▸ **Records from a collection of figures**
________

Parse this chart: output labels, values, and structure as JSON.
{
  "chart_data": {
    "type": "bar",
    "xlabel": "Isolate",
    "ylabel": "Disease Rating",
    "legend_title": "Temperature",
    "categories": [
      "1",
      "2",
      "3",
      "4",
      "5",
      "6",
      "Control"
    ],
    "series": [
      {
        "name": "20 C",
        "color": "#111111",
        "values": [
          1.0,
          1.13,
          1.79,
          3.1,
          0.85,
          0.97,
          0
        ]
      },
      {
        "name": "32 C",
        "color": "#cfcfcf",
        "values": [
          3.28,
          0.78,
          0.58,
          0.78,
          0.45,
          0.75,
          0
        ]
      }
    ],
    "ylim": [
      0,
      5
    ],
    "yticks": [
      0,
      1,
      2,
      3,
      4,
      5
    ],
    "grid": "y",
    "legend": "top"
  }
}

________

▸ **Task**
Copy all of the data exactly.

▸ **Worked solution**
Parse this chart: output labels, values, and structure as JSON.
{
  "chart_data": {
    "type": "bar",
    "xlabel": "Isolate",
    "ylabel": "Disease Rating",
    "legend_title": "Temperature",
    "categories": [
      "1",
      "2",
      "3",
      "4",
      "5",
      "6",
      "Control"
    ],
    "series": [
      {
        "name": "20 C",
        "color": "#111111",
        "values": [
          1.0,
          1.13,
          1.79,
          3.1,
          0.85,
          0.97,
          0
        ]
      },
      {
        "name": "32 C",
        "color": "#cfcfcf",
        "values": [
          3.28,
          0.78,
          0.58,
          0.78,
          0.45,
          0.75,
          0
        ]
      }
    ],
    "ylim": [
      0,
      5
    ],
    "yticks": [
      0,
      1,
      2,
      3,
      4,
      5
    ],
    "grid": "y",
    "legend": "top"
  }
}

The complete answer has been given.